[TASK OBJECTIVE]: Find out how many lines of the material contain the string "category" and give only that figure.

[MATERIAL FOR THIS TASK]:
## begin

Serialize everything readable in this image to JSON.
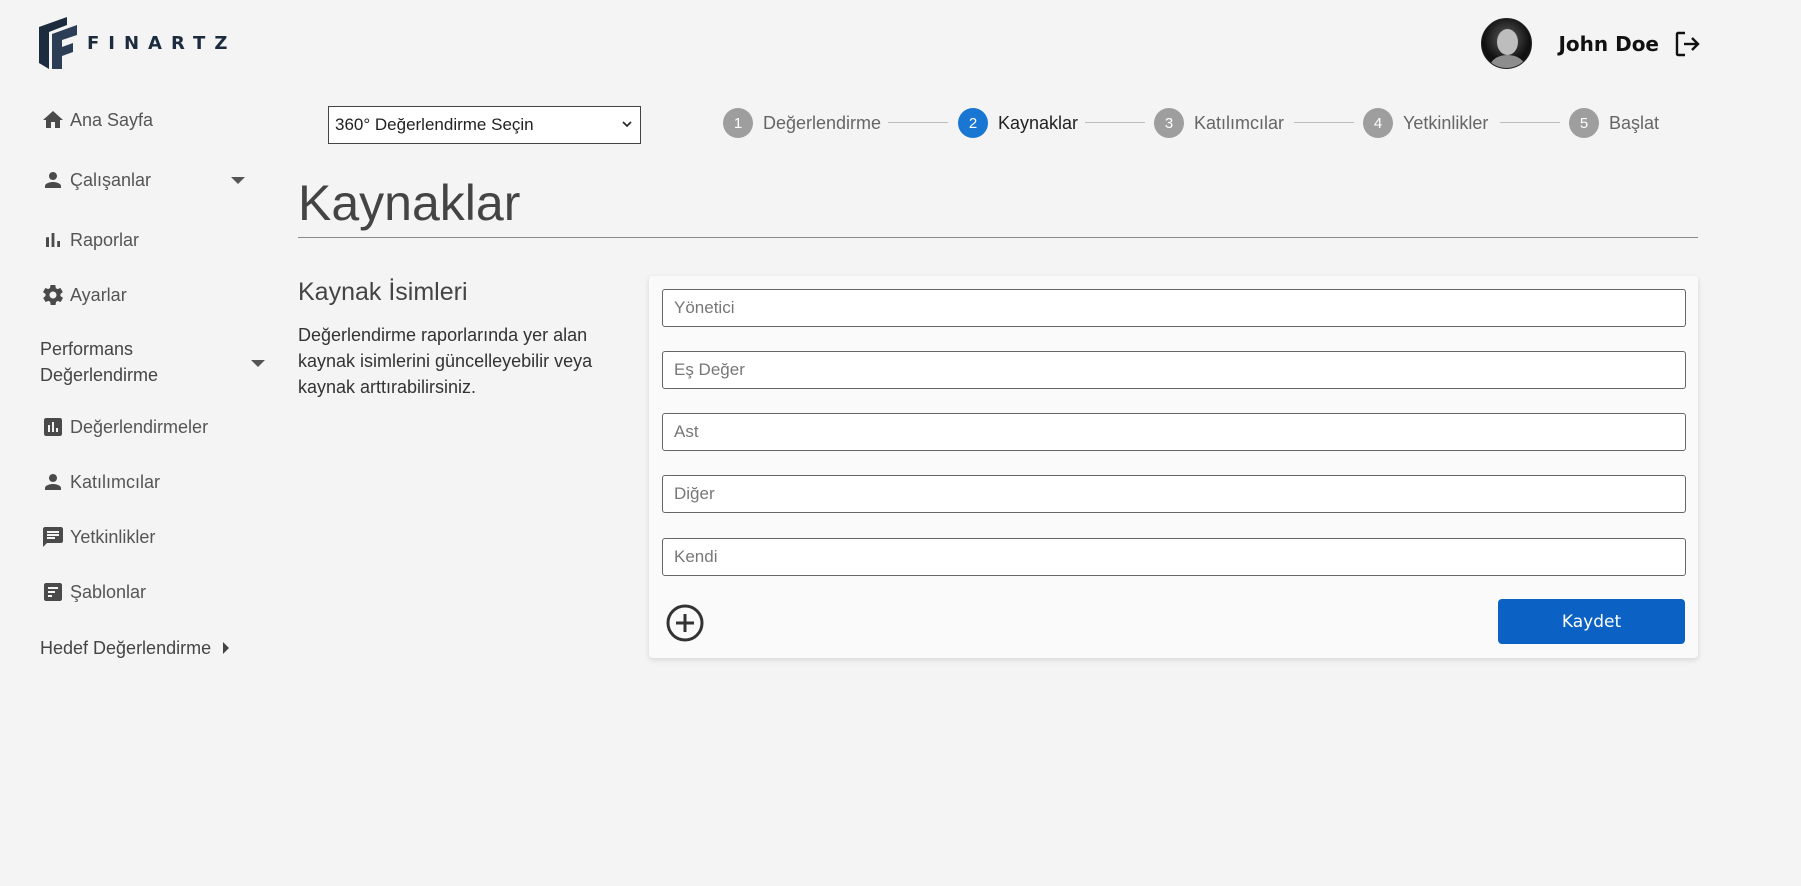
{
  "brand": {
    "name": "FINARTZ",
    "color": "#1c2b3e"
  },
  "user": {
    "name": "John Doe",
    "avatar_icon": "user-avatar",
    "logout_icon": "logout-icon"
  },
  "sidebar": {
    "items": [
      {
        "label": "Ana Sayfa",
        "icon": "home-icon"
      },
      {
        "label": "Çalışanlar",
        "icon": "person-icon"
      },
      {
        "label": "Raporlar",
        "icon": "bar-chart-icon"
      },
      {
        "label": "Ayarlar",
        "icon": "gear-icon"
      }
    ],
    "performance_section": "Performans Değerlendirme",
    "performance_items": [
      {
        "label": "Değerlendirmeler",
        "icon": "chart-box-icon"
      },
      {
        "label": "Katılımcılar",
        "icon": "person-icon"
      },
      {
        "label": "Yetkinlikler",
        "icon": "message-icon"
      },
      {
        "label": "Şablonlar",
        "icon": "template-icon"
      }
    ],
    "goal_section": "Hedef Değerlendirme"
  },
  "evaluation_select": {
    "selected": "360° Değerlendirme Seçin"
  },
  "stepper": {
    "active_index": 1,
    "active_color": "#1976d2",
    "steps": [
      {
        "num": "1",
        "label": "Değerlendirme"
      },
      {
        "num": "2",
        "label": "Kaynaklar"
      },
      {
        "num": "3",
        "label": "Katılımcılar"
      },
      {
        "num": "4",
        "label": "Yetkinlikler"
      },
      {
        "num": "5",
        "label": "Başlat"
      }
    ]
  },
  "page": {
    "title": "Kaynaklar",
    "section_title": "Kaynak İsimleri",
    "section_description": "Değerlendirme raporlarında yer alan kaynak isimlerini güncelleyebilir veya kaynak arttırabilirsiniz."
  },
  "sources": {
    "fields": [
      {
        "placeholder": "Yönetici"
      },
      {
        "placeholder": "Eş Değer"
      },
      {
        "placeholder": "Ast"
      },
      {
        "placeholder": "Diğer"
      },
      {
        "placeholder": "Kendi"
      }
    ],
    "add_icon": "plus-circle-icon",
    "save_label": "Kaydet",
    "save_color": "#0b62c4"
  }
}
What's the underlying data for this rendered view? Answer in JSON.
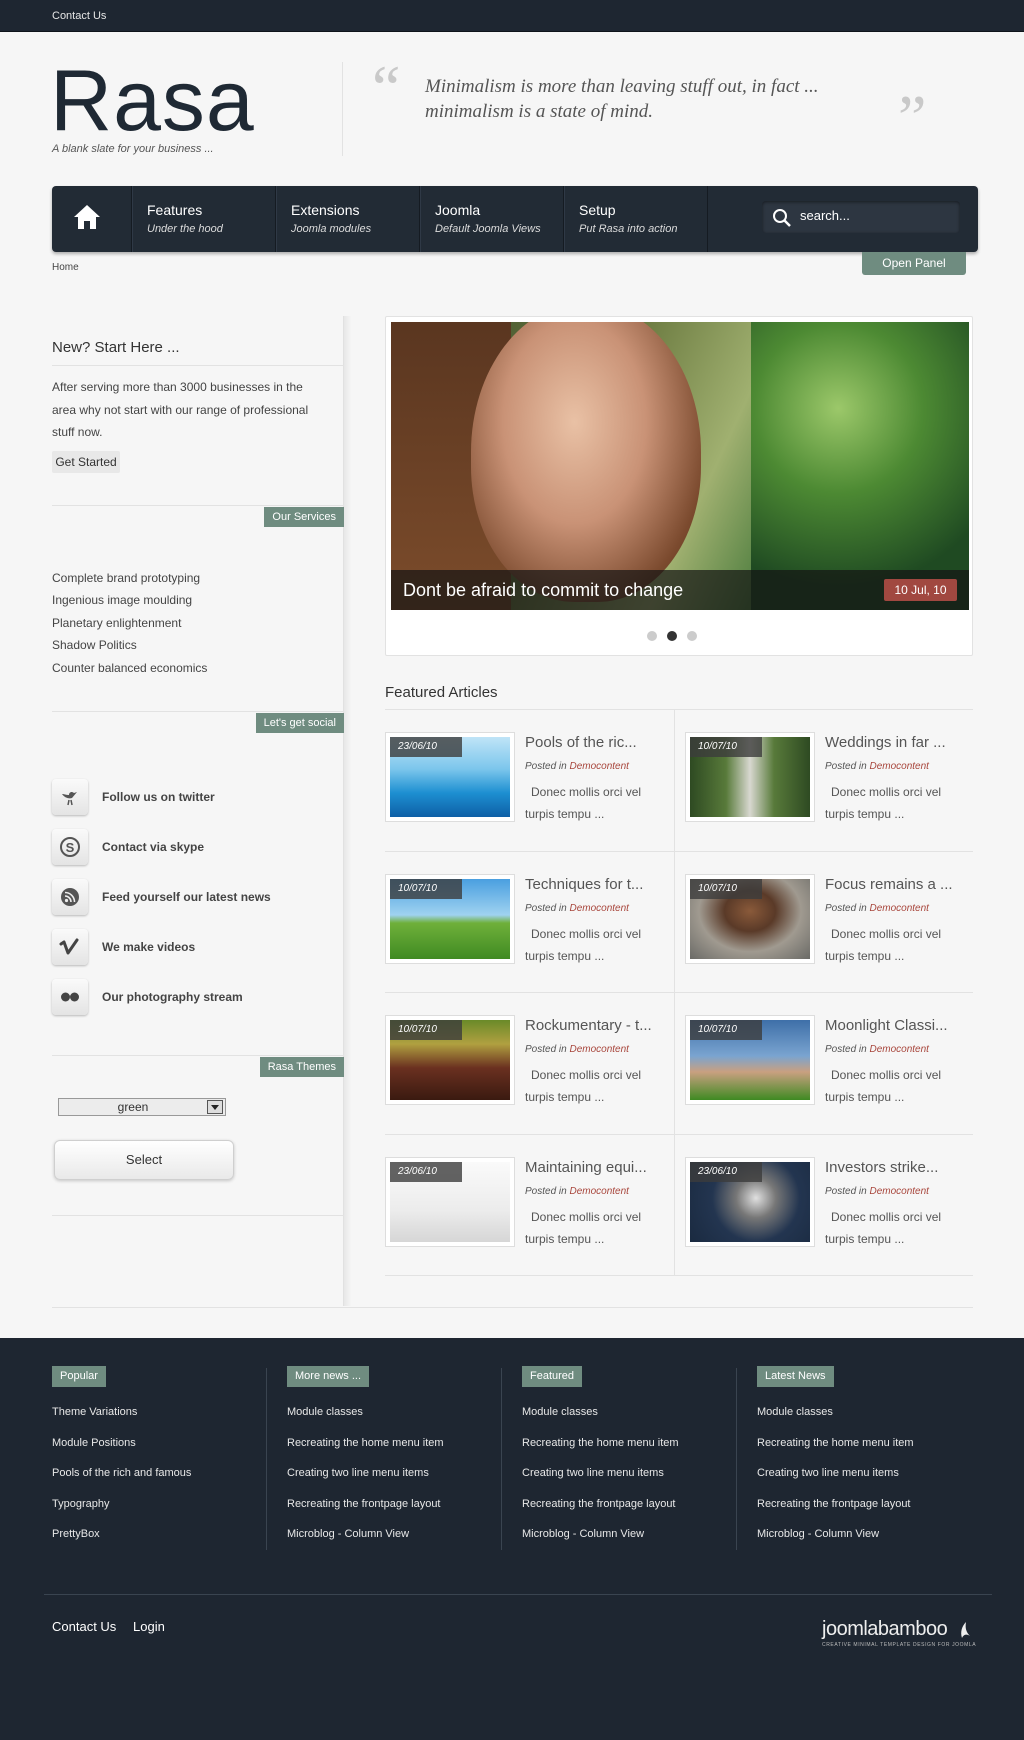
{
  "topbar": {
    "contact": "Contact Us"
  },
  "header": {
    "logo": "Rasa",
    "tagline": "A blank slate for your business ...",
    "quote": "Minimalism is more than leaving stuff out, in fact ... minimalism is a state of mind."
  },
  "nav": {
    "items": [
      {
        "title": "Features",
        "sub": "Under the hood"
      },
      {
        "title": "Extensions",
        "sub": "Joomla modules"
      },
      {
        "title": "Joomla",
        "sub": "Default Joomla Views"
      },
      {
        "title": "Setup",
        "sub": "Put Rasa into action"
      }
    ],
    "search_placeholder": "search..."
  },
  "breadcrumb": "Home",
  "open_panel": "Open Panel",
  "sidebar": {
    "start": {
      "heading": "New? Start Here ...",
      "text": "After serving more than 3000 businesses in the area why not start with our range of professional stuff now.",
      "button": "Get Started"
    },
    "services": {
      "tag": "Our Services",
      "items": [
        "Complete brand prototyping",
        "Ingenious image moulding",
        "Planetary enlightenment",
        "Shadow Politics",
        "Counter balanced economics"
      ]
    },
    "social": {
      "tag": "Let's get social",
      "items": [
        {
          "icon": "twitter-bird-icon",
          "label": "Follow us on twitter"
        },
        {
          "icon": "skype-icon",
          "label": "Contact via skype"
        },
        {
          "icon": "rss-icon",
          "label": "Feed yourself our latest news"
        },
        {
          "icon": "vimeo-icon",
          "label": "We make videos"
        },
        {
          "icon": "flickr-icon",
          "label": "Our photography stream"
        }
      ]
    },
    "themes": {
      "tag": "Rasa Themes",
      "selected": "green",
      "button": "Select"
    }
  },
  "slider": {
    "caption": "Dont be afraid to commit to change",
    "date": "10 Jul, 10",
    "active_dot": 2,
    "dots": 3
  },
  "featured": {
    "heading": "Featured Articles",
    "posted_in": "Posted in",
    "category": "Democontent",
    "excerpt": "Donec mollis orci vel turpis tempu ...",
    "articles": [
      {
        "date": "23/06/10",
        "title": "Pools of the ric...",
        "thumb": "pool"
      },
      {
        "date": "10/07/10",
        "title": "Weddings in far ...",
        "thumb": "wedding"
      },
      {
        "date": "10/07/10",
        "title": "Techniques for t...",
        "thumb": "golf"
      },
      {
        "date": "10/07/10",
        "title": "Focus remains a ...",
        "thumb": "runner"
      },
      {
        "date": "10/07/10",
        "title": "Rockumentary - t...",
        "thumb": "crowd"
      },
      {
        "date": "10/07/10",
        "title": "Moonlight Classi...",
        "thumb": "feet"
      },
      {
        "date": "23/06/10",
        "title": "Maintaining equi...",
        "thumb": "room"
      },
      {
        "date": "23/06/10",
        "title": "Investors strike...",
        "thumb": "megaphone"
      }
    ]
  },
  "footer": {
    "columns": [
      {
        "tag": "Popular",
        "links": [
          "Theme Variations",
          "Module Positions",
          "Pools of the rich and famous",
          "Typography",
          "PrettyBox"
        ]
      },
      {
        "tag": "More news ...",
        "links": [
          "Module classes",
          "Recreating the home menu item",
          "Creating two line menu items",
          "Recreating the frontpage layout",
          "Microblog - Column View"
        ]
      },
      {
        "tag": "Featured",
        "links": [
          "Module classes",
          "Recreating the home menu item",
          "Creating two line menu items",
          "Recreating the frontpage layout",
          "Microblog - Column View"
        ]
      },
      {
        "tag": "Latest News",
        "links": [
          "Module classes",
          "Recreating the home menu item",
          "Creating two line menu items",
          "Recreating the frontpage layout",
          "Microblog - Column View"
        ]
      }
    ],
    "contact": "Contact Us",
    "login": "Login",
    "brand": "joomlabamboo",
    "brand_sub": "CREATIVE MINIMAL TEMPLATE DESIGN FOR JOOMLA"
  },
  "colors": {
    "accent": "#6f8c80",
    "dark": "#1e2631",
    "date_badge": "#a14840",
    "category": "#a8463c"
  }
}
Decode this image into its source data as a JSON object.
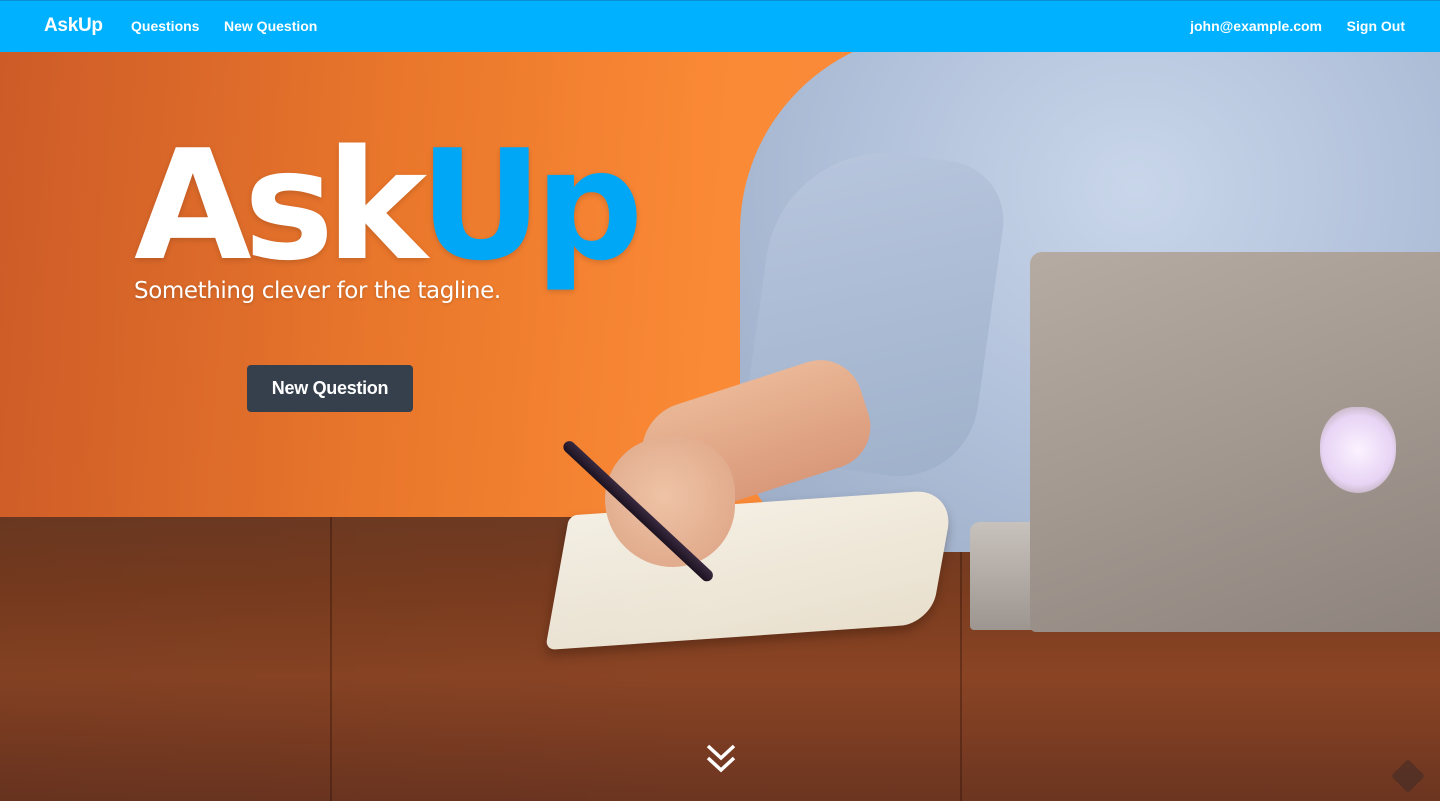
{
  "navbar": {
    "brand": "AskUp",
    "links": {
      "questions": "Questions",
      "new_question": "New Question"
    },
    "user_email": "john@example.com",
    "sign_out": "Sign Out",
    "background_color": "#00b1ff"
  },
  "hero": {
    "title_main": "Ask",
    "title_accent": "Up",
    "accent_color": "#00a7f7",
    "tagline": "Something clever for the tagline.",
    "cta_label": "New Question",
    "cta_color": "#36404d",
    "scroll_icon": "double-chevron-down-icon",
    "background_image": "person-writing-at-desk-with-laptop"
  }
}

## end

[COMPLETE ANSWER]: 2